Stored items
_____
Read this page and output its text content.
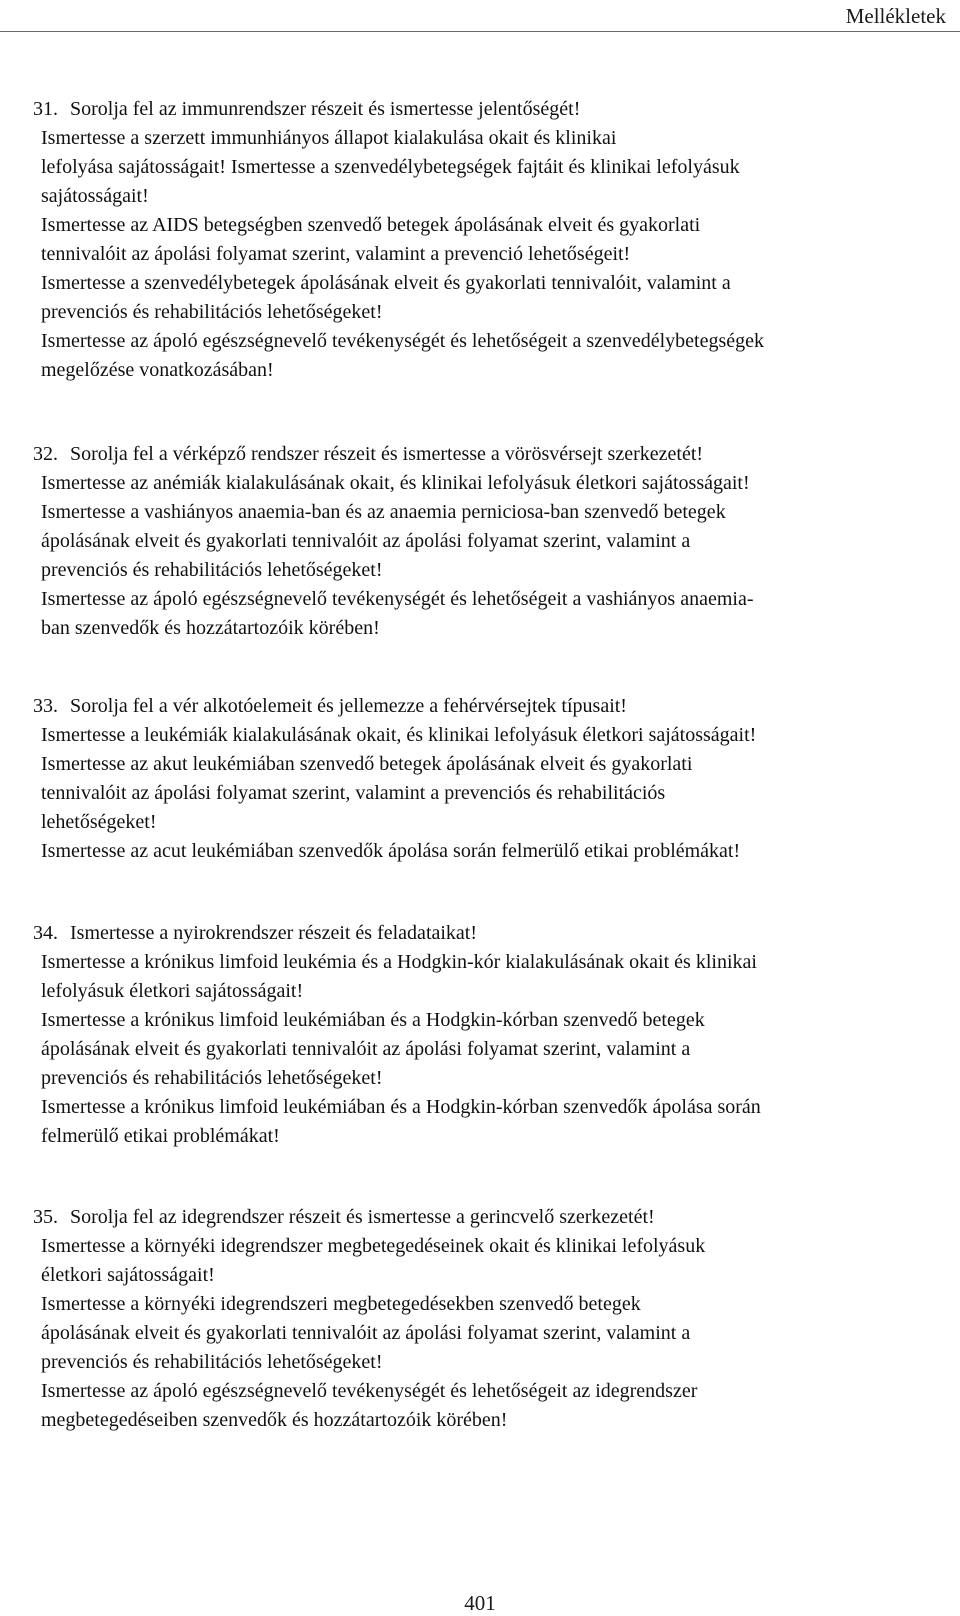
Mellékletek
31. Sorolja fel az immunrendszer részeit és ismertesse jelentőségét!
Ismertesse a szerzett immunhiányos állapot kialakulása okait és klinikai
lefolyása sajátosságait! Ismertesse a szenvedélybetegségek fajtáit és klinikai lefolyásuk
sajátosságait!
Ismertesse az AIDS betegségben szenvedő betegek ápolásának elveit és gyakorlati
tennivalóit az ápolási folyamat szerint, valamint a prevenció lehetőségeit!
Ismertesse a szenvedélybetegek ápolásának elveit és gyakorlati tennivalóit, valamint a
prevenciós és rehabilitációs lehetőségeket!
Ismertesse az ápoló egészségnevelő tevékenységét és lehetőségeit a szenvedélybetegségek
megelőzése vonatkozásában!
32. Sorolja fel a vérképző rendszer részeit és ismertesse a vörösvérsejt szerkezetét!
Ismertesse az anémiák kialakulásának okait, és klinikai lefolyásuk életkori sajátosságait!
Ismertesse a vashiányos anaemia-ban és az anaemia perniciosa-ban szenvedő betegek
ápolásának elveit és gyakorlati tennivalóit az ápolási folyamat szerint, valamint a
prevenciós és rehabilitációs lehetőségeket!
Ismertesse az ápoló egészségnevelő tevékenységét és lehetőségeit a vashiányos anaemia-
ban szenvedők és hozzátartozóik körében!
33. Sorolja fel a vér alkotóelemeit és jellemezze a fehérvérsejtek típusait!
Ismertesse a leukémiák kialakulásának okait, és klinikai lefolyásuk életkori sajátosságait!
Ismertesse az akut leukémiában szenvedő betegek ápolásának elveit és gyakorlati
tennivalóit az ápolási folyamat szerint, valamint a prevenciós és rehabilitációs
lehetőségeket!
Ismertesse az acut leukémiában szenvedők ápolása során felmerülő etikai problémákat!
34. Ismertesse a nyirokrendszer részeit és feladataikat!
Ismertesse a krónikus limfoid leukémia és a Hodgkin-kór kialakulásának okait és klinikai
lefolyásuk életkori sajátosságait!
Ismertesse a krónikus limfoid leukémiában és a Hodgkin-kórban szenvedő betegek
ápolásának elveit és gyakorlati tennivalóit az ápolási folyamat szerint, valamint a
prevenciós és rehabilitációs lehetőségeket!
Ismertesse a krónikus limfoid leukémiában és a Hodgkin-kórban szenvedők ápolása során
felmerülő etikai problémákat!
35. Sorolja fel az idegrendszer részeit és ismertesse a gerincvelő szerkezetét!
Ismertesse a környéki idegrendszer megbetegedéseinek okait és klinikai lefolyásuk
életkori sajátosságait!
Ismertesse a környéki idegrendszeri megbetegedésekben szenvedő betegek
ápolásának elveit és gyakorlati tennivalóit az ápolási folyamat szerint, valamint a
prevenciós és rehabilitációs lehetőségeket!
Ismertesse az ápoló egészségnevelő tevékenységét és lehetőségeit az idegrendszer
megbetegedéseiben szenvedők és hozzátartozóik körében!
401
_____
_WRITTEN TASK:_
Reproduce every record word for word. The copy must contain no pictures.

_EXPECTED ANSWER:_
Read this page and output its text content.
Mellékletek
31. Sorolja fel az immunrendszer részeit és ismertesse jelentőségét!
Ismertesse a szerzett immunhiányos állapot kialakulása okait és klinikai
lefolyása sajátosságait! Ismertesse a szenvedélybetegségek fajtáit és klinikai lefolyásuk
sajátosságait!
Ismertesse az AIDS betegségben szenvedő betegek ápolásának elveit és gyakorlati
tennivalóit az ápolási folyamat szerint, valamint a prevenció lehetőségeit!
Ismertesse a szenvedélybetegek ápolásának elveit és gyakorlati tennivalóit, valamint a
prevenciós és rehabilitációs lehetőségeket!
Ismertesse az ápoló egészségnevelő tevékenységét és lehetőségeit a szenvedélybetegségek
megelőzése vonatkozásában!
32. Sorolja fel a vérképző rendszer részeit és ismertesse a vörösvérsejt szerkezetét!
Ismertesse az anémiák kialakulásának okait, és klinikai lefolyásuk életkori sajátosságait!
Ismertesse a vashiányos anaemia-ban és az anaemia perniciosa-ban szenvedő betegek
ápolásának elveit és gyakorlati tennivalóit az ápolási folyamat szerint, valamint a
prevenciós és rehabilitációs lehetőségeket!
Ismertesse az ápoló egészségnevelő tevékenységét és lehetőségeit a vashiányos anaemia-
ban szenvedők és hozzátartozóik körében!
33. Sorolja fel a vér alkotóelemeit és jellemezze a fehérvérsejtek típusait!
Ismertesse a leukémiák kialakulásának okait, és klinikai lefolyásuk életkori sajátosságait!
Ismertesse az akut leukémiában szenvedő betegek ápolásának elveit és gyakorlati
tennivalóit az ápolási folyamat szerint, valamint a prevenciós és rehabilitációs
lehetőségeket!
Ismertesse az acut leukémiában szenvedők ápolása során felmerülő etikai problémákat!
34. Ismertesse a nyirokrendszer részeit és feladataikat!
Ismertesse a krónikus limfoid leukémia és a Hodgkin-kór kialakulásának okait és klinikai
lefolyásuk életkori sajátosságait!
Ismertesse a krónikus limfoid leukémiában és a Hodgkin-kórban szenvedő betegek
ápolásának elveit és gyakorlati tennivalóit az ápolási folyamat szerint, valamint a
prevenciós és rehabilitációs lehetőségeket!
Ismertesse a krónikus limfoid leukémiában és a Hodgkin-kórban szenvedők ápolása során
felmerülő etikai problémákat!
35. Sorolja fel az idegrendszer részeit és ismertesse a gerincvelő szerkezetét!
Ismertesse a környéki idegrendszer megbetegedéseinek okait és klinikai lefolyásuk
életkori sajátosságait!
Ismertesse a környéki idegrendszeri megbetegedésekben szenvedő betegek
ápolásának elveit és gyakorlati tennivalóit az ápolási folyamat szerint, valamint a
prevenciós és rehabilitációs lehetőségeket!
Ismertesse az ápoló egészségnevelő tevékenységét és lehetőségeit az idegrendszer
megbetegedéseiben szenvedők és hozzátartozóik körében!
401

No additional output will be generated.